[Task goal] Can you write out, word for word, the lines from the very first one through the line that contains "- paragraph: [296, 665, 1382, 1170]", including both?

[Data provided]
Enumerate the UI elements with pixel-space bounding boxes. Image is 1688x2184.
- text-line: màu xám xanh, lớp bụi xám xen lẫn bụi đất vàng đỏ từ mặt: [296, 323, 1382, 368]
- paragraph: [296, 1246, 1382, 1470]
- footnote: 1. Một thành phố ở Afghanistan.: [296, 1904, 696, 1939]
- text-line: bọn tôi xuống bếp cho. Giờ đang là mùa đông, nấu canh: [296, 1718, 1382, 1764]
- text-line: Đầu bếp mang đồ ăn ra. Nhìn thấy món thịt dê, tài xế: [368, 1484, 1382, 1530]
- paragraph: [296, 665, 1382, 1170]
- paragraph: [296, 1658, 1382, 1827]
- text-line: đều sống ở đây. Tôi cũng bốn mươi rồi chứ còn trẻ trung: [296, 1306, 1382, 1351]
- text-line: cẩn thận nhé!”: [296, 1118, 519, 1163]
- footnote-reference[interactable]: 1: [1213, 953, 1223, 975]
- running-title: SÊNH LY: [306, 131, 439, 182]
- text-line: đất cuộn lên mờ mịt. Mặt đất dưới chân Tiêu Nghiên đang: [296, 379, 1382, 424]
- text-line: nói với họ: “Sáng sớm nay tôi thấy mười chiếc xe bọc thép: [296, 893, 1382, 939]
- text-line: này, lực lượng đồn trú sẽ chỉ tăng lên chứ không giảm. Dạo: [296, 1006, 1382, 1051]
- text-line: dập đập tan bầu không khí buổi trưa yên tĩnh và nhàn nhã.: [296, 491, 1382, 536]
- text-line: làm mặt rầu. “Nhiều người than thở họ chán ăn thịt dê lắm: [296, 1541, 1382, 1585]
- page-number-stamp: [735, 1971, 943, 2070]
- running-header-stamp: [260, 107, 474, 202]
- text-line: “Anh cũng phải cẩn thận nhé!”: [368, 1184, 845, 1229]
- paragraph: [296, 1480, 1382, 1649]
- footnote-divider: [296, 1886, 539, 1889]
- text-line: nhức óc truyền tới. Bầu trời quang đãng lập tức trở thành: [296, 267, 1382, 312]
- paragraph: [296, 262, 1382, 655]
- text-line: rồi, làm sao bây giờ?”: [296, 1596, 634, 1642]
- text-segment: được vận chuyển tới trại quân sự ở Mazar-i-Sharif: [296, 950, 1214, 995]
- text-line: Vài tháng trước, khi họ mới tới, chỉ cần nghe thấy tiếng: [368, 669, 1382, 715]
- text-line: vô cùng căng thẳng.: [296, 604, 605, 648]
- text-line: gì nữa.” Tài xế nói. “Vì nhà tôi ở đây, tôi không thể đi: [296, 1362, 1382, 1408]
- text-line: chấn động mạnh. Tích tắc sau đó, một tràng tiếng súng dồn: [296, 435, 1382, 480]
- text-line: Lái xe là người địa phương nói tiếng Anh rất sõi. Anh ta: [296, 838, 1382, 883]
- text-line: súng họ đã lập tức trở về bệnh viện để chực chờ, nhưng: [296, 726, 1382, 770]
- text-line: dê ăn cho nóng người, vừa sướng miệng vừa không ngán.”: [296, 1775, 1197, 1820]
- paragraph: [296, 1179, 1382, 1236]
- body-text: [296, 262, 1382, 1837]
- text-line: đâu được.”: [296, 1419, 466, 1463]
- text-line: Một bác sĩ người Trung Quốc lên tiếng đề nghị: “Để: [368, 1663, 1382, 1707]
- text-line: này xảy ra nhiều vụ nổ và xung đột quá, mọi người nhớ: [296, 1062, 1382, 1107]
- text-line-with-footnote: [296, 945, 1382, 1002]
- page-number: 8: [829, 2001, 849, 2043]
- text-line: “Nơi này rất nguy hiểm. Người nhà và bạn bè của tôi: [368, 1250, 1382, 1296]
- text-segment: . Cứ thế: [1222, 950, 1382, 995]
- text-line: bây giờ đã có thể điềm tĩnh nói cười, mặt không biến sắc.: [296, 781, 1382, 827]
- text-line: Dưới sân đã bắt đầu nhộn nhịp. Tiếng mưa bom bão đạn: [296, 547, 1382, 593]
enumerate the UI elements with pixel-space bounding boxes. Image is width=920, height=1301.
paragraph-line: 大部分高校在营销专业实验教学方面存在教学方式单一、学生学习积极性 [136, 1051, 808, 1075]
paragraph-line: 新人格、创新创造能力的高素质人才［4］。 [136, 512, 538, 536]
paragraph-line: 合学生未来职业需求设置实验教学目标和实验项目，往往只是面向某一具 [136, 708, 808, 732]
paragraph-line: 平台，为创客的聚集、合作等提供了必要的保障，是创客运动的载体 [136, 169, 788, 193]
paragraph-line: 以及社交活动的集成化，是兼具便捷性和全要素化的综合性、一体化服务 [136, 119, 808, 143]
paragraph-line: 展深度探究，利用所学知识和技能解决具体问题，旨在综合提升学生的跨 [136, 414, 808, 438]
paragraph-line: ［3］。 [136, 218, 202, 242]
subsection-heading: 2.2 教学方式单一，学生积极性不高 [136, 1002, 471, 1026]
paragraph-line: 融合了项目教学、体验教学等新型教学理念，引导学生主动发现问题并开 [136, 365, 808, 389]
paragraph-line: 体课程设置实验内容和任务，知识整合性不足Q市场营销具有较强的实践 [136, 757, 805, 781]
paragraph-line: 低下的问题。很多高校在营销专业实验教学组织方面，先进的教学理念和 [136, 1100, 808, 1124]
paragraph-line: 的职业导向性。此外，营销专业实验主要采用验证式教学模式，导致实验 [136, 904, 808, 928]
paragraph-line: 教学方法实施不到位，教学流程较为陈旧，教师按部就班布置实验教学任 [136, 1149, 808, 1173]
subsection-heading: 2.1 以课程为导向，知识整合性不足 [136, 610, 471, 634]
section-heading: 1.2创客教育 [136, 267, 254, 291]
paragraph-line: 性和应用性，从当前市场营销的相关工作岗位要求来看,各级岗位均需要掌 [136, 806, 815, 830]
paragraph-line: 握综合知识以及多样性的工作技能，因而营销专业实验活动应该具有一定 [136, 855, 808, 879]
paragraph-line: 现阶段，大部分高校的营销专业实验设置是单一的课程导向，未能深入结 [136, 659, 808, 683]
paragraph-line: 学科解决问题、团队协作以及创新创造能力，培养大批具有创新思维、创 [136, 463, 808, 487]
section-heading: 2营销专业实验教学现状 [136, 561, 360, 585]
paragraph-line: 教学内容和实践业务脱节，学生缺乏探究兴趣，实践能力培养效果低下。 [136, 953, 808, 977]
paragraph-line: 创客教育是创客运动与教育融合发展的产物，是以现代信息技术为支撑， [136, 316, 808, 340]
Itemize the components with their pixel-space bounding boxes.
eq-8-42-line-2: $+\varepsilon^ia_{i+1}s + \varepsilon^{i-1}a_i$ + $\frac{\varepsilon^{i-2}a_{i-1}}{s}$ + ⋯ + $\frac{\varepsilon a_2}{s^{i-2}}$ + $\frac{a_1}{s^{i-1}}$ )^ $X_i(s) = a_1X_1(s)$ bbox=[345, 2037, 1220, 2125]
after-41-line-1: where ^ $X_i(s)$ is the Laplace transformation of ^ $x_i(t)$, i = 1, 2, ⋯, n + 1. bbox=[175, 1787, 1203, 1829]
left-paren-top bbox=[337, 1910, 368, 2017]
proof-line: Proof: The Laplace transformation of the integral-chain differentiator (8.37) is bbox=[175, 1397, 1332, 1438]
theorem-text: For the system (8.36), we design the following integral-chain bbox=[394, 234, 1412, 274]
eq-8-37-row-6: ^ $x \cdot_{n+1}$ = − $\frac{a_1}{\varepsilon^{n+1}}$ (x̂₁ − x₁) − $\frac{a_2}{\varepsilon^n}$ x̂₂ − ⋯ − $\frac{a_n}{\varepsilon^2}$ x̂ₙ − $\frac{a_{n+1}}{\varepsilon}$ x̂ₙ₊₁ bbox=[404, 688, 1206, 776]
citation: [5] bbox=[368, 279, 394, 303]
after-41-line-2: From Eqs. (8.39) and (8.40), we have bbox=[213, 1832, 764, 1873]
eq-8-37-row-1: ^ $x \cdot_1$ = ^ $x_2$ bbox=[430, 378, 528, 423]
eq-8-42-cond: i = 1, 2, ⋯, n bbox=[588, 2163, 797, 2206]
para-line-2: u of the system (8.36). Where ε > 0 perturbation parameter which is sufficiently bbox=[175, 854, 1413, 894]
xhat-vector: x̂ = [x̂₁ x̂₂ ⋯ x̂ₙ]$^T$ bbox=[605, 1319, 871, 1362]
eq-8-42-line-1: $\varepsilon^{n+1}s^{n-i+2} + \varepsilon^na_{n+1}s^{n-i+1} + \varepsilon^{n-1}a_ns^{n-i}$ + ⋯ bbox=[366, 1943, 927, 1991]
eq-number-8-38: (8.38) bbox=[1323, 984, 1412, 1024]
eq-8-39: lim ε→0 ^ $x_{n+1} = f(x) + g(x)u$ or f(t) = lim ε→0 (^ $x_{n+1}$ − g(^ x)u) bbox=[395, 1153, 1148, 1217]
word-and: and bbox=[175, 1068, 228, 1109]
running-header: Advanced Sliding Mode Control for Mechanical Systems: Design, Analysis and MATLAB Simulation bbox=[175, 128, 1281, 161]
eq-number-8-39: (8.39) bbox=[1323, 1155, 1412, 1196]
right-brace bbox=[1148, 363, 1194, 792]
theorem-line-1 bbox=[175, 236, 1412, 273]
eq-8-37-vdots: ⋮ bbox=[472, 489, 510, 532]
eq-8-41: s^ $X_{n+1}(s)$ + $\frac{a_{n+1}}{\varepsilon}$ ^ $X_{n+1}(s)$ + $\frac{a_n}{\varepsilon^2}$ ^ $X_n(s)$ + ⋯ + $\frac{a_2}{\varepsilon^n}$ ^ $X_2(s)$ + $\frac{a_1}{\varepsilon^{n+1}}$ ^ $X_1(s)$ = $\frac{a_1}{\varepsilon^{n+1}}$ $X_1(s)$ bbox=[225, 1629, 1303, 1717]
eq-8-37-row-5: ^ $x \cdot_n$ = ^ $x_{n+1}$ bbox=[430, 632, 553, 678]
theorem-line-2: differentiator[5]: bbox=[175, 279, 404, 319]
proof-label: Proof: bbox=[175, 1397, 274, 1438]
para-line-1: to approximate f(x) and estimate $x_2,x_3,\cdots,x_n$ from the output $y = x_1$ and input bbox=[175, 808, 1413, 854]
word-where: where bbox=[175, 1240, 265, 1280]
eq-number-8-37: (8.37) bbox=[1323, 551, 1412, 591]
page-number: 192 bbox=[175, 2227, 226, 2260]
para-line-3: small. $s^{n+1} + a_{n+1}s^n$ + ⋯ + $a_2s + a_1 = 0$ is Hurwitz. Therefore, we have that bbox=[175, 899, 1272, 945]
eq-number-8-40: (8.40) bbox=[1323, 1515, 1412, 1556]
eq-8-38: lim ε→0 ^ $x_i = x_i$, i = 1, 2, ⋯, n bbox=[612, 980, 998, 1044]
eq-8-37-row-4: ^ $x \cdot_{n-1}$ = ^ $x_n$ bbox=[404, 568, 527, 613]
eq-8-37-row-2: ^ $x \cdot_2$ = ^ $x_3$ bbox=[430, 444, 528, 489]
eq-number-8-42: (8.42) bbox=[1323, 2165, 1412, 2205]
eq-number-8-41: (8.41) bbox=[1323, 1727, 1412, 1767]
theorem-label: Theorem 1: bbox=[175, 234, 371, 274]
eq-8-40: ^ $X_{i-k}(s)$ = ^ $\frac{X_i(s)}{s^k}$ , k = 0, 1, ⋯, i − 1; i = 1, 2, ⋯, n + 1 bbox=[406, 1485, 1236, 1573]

[Exercise answer]
Enumerate the UI elements with pixel-space bounding boxes. Image is 1688x2184.
- text-line: màu xám xanh, lớp bụi xám xen lẫn bụi đất vàng đỏ từ mặt: [296, 323, 1382, 368]
- paragraph: [296, 1246, 1382, 1470]
- footnote: 1. Một thành phố ở Afghanistan.: [296, 1904, 696, 1939]
- text-line: bọn tôi xuống bếp cho. Giờ đang là mùa đông, nấu canh: [296, 1718, 1382, 1764]
- text-line: Đầu bếp mang đồ ăn ra. Nhìn thấy món thịt dê, tài xế: [368, 1484, 1382, 1530]
- paragraph: [296, 665, 1382, 1170]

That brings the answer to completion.